### What you need to do
Determine the number of lines in the listing below where the string "this" occurs; answer with the number alone.

begin Data provided

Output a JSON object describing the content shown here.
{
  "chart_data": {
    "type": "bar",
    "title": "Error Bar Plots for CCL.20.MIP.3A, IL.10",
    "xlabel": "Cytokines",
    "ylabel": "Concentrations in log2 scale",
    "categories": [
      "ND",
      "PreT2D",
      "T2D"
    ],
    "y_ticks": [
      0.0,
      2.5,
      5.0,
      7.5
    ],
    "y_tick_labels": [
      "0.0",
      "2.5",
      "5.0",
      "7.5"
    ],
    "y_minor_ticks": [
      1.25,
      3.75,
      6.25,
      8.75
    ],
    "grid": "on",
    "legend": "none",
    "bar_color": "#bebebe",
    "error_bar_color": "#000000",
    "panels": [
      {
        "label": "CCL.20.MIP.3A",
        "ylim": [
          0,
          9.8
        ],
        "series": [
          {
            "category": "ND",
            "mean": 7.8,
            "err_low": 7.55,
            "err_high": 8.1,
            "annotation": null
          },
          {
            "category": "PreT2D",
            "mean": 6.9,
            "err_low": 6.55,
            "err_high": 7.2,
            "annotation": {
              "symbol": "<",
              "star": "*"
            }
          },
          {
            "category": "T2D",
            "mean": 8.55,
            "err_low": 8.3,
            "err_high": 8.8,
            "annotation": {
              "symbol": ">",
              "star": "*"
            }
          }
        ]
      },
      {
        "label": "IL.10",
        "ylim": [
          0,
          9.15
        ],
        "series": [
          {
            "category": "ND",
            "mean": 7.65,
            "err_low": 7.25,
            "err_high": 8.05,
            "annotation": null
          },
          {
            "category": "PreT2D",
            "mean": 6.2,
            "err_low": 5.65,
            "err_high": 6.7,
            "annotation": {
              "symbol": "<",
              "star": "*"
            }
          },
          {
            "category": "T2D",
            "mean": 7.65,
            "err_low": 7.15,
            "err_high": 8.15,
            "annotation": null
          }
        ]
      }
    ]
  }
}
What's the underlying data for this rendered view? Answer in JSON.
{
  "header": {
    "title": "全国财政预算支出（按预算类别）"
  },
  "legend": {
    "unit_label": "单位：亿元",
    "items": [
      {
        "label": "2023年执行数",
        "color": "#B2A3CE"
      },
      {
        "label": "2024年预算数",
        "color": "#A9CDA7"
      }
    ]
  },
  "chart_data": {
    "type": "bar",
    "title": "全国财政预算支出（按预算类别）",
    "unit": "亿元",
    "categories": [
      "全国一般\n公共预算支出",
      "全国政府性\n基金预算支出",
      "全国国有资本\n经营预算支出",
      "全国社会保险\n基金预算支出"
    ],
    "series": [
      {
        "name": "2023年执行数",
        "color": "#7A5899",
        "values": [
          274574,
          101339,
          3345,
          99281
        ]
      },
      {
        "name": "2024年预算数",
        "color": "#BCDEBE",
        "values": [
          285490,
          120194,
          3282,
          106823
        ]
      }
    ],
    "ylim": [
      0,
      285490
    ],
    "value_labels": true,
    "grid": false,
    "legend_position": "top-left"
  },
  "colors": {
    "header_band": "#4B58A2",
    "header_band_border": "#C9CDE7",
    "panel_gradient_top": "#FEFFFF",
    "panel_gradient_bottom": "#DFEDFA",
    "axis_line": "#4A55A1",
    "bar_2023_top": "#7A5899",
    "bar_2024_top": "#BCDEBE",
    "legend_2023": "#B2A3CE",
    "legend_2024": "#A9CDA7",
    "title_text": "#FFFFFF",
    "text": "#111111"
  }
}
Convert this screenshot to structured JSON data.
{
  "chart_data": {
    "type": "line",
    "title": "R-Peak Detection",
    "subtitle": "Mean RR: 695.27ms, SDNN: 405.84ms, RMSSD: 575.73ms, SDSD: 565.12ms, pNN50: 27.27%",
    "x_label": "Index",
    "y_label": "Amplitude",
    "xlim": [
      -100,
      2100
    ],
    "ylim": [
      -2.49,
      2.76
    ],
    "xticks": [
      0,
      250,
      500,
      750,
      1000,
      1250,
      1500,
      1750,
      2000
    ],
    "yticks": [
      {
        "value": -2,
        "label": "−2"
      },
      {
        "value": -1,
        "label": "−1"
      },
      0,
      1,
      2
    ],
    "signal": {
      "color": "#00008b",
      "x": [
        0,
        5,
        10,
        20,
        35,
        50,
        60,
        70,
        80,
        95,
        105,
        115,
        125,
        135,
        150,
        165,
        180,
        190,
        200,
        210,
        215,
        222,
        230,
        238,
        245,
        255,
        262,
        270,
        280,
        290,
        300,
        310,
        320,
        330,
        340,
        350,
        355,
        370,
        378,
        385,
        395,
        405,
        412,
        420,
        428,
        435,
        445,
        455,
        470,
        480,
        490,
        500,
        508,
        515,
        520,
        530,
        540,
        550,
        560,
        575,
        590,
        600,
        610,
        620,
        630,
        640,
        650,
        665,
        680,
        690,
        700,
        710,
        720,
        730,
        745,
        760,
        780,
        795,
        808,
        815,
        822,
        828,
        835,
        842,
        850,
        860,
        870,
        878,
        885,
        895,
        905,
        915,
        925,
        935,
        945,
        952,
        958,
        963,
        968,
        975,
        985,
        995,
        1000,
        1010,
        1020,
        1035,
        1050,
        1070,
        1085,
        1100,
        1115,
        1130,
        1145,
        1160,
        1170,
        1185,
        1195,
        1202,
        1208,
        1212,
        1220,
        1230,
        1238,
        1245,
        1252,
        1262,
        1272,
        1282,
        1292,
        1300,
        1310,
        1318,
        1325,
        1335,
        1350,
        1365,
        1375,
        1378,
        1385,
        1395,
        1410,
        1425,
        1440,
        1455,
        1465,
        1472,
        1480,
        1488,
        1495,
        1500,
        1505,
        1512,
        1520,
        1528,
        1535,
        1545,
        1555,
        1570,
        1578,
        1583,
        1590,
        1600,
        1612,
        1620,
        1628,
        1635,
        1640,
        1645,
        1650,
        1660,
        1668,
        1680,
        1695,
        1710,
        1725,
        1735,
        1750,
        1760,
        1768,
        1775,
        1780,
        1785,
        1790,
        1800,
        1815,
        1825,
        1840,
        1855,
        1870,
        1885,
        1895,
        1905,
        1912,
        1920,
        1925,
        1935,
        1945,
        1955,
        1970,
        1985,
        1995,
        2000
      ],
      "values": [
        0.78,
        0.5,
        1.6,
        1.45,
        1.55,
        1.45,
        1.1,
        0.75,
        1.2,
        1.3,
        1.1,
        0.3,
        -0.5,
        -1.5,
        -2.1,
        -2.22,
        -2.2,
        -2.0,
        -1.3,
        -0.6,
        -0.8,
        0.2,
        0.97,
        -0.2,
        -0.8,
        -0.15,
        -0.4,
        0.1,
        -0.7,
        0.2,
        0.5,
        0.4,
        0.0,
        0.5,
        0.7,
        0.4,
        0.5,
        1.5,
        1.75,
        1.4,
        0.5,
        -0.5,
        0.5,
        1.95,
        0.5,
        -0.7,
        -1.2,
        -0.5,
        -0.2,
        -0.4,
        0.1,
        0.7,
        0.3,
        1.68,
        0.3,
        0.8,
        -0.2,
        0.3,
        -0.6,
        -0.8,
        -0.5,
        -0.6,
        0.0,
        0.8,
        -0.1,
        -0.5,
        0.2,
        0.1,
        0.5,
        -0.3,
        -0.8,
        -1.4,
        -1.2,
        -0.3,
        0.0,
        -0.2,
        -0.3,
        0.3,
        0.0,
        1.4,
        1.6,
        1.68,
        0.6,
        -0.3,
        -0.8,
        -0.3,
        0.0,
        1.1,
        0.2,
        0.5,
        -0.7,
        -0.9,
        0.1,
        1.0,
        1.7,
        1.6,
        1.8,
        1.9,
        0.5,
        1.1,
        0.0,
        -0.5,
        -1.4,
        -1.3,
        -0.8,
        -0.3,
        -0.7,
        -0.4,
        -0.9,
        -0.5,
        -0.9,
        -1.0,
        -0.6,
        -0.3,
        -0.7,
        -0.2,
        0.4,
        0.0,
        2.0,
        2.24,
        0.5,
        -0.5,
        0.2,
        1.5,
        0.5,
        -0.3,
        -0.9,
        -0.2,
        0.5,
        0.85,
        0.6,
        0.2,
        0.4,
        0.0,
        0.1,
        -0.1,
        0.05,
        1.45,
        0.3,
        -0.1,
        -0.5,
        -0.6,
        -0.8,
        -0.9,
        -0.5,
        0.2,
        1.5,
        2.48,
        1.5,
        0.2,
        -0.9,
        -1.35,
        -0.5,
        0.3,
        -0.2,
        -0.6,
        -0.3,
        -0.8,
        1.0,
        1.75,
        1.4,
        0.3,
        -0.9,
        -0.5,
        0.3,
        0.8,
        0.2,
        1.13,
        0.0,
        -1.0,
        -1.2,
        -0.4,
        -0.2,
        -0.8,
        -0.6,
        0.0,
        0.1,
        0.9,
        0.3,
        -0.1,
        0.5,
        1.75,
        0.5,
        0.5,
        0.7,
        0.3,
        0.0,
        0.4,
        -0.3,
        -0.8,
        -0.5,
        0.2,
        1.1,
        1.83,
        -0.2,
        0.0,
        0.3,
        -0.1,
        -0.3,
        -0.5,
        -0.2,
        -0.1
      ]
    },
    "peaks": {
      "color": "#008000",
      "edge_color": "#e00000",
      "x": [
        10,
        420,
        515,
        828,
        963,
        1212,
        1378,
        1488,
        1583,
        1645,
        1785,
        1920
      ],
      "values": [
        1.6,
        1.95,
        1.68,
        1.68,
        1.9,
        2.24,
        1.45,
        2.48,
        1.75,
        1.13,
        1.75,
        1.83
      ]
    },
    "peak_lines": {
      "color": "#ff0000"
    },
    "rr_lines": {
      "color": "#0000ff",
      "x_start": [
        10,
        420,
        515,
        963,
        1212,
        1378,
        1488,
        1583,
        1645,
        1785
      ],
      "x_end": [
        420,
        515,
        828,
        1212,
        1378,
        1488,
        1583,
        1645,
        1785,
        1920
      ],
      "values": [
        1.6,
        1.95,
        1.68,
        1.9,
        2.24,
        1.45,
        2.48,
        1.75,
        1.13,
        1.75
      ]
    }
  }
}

end Data provided

### Exercise answer
2